[START OF Dataset extract]

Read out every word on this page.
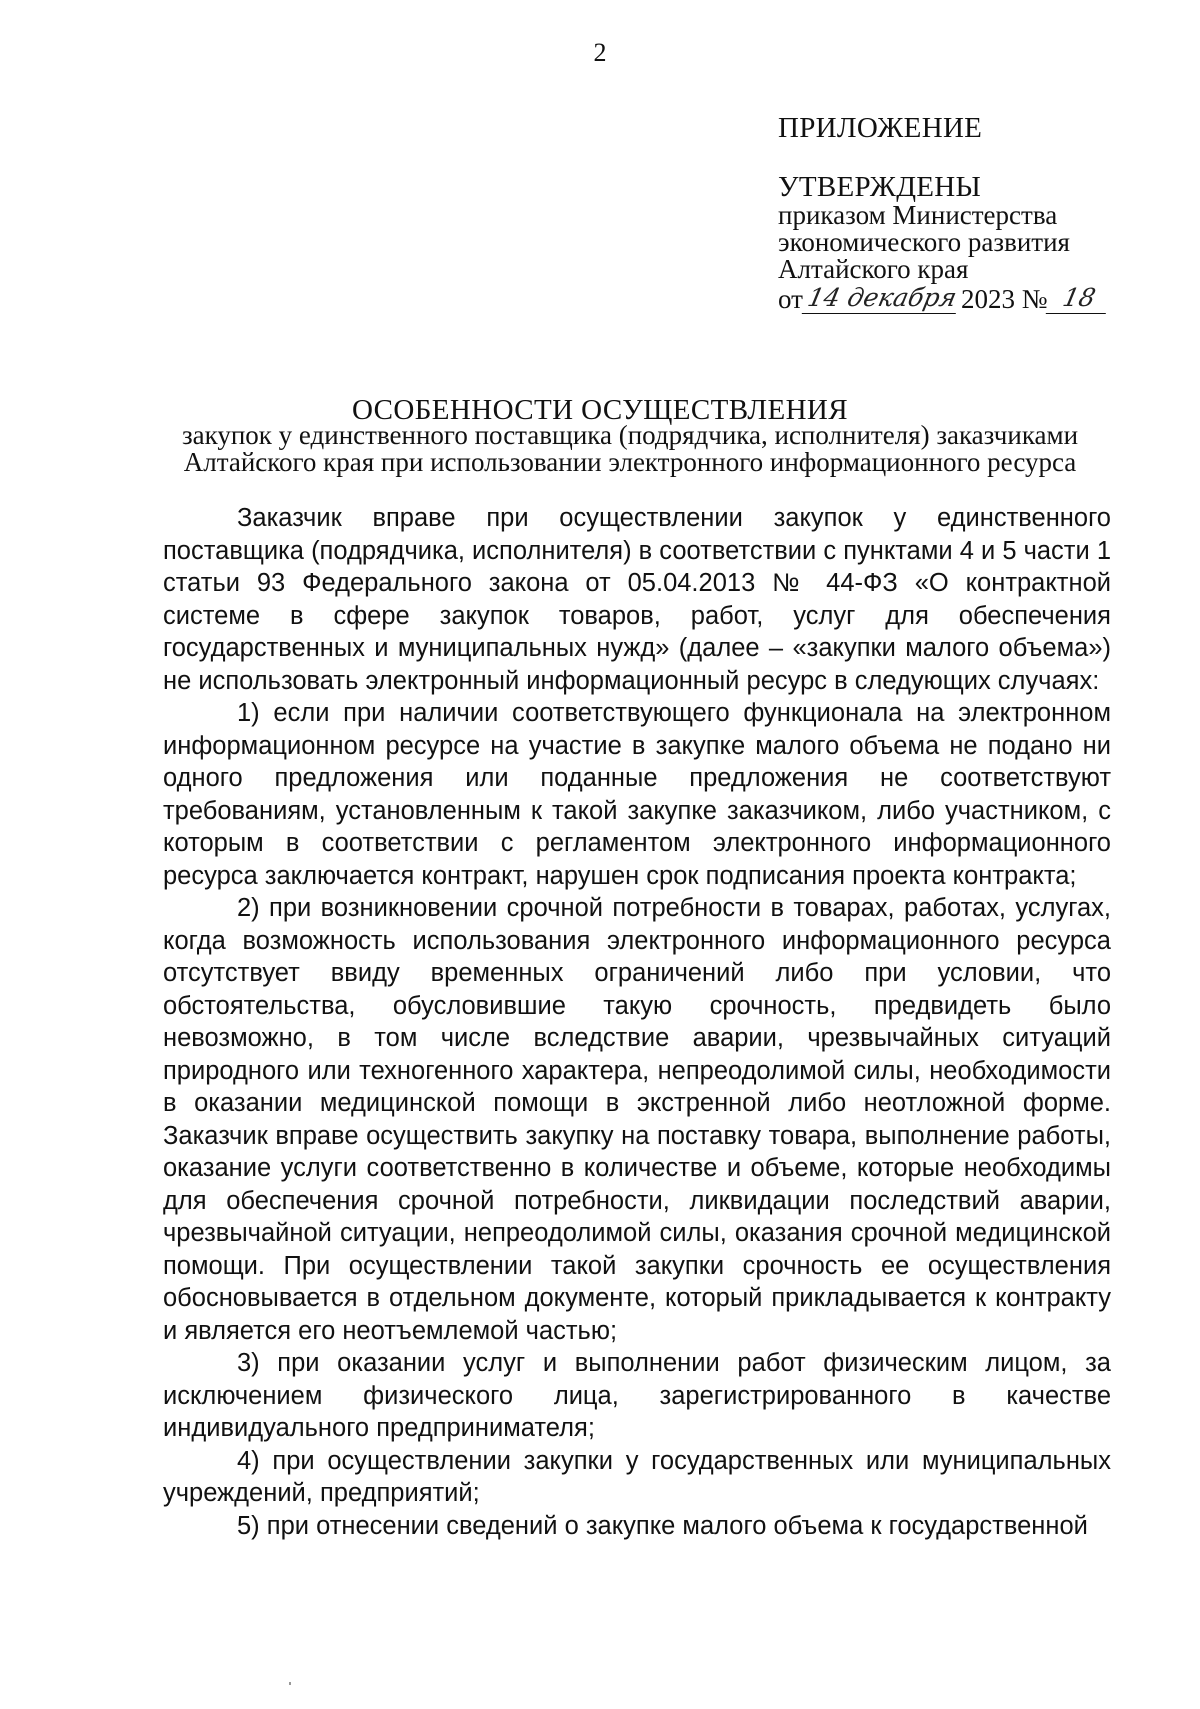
2
ПРИЛОЖЕНИЕ
УТВЕРЖДЕНЫ
приказом Министерства
экономического развития
Алтайского края
от 14 декабря 2023 № 18
ОСОБЕННОСТИ ОСУЩЕСТВЛЕНИЯ
закупок у единственного поставщика (подрядчика, исполнителя) заказчиками Алтайского края при использовании электронного информационного ресурса

Заказчик вправе при осуществлении закупок у единственного поставщика (подрядчика, исполнителя) в соответствии с пунктами 4 и 5 части 1 статьи 93 Федерального закона от 05.04.2013 № 44-ФЗ «О контрактной системе в сфере закупок товаров, работ, услуг для обеспечения государственных и муниципальных нужд» (далее – «закупки малого объема») не использовать электронный информационный ресурс в следующих случаях:

1) если при наличии соответствующего функционала на электронном информационном ресурсе на участие в закупке малого объема не подано ни одного предложения или поданные предложения не соответствуют требованиям, установленным к такой закупке заказчиком, либо участником, с которым в соответствии с регламентом электронного информационного ресурса заключается контракт, нарушен срок подписания проекта контракта;

2) при возникновении срочной потребности в товарах, работах, услугах, когда возможность использования электронного информационного ресурса отсутствует ввиду временных ограничений либо при условии, что обстоятельства, обусловившие такую срочность, предвидеть было невозможно, в том числе вследствие аварии, чрезвычайных ситуаций природного или техногенного характера, непреодолимой силы, необходимости в оказании медицинской помощи в экстренной либо неотложной форме. Заказчик вправе осуществить закупку на поставку товара, выполнение работы, оказание услуги соответственно в количестве и объеме, которые необходимы для обеспечения срочной потребности, ликвидации последствий аварии, чрезвычайной ситуации, непреодолимой силы, оказания срочной медицинской помощи. При осуществлении такой закупки срочность ее осуществления обосновывается в отдельном документе, который прикладывается к контракту и является его неотъемлемой частью;

3) при оказании услуг и выполнении работ физическим лицом, за исключением физического лица, зарегистрированного в качестве индивидуального предпринимателя;

4) при осуществлении закупки у государственных или муниципальных учреждений, предприятий;

5) при отнесении сведений о закупке малого объема к государственной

[END OF Dataset extract]

* [What is required] Copy out every line of the material above exactly, skipping the pictures.

* [The completed task]
Read out every word on this page.
2
ПРИЛОЖЕНИЕ
УТВЕРЖДЕНЫ
приказом Министерства
экономического развития
Алтайского края
от 14 декабря 2023 № 18
ОСОБЕННОСТИ ОСУЩЕСТВЛЕНИЯ
закупок у единственного поставщика (подрядчика, исполнителя) заказчиками Алтайского края при использовании электронного информационного ресурса

Заказчик вправе при осуществлении закупок у единственного поставщика (подрядчика, исполнителя) в соответствии с пунктами 4 и 5 части 1 статьи 93 Федерального закона от 05.04.2013 № 44-ФЗ «О контрактной системе в сфере закупок товаров, работ, услуг для обеспечения государственных и муниципальных нужд» (далее – «закупки малого объема») не использовать электронный информационный ресурс в следующих случаях:

1) если при наличии соответствующего функционала на электронном информационном ресурсе на участие в закупке малого объема не подано ни одного предложения или поданные предложения не соответствуют требованиям, установленным к такой закупке заказчиком, либо участником, с которым в соответствии с регламентом электронного информационного ресурса заключается контракт, нарушен срок подписания проекта контракта;

2) при возникновении срочной потребности в товарах, работах, услугах, когда возможность использования электронного информационного ресурса отсутствует ввиду временных ограничений либо при условии, что обстоятельства, обусловившие такую срочность, предвидеть было невозможно, в том числе вследствие аварии, чрезвычайных ситуаций природного или техногенного характера, непреодолимой силы, необходимости в оказании медицинской помощи в экстренной либо неотложной форме. Заказчик вправе осуществить закупку на поставку товара, выполнение работы, оказание услуги соответственно в количестве и объеме, которые необходимы для обеспечения срочной потребности, ликвидации последствий аварии, чрезвычайной ситуации, непреодолимой силы, оказания срочной медицинской помощи. При осуществлении такой закупки срочность ее осуществления обосновывается в отдельном документе, который прикладывается к контракту и является его неотъемлемой частью;

3) при оказании услуг и выполнении работ физическим лицом, за исключением физического лица, зарегистрированного в качестве индивидуального предпринимателя;

4) при осуществлении закупки у государственных или муниципальных учреждений, предприятий;

5) при отнесении сведений о закупке малого объема к государственной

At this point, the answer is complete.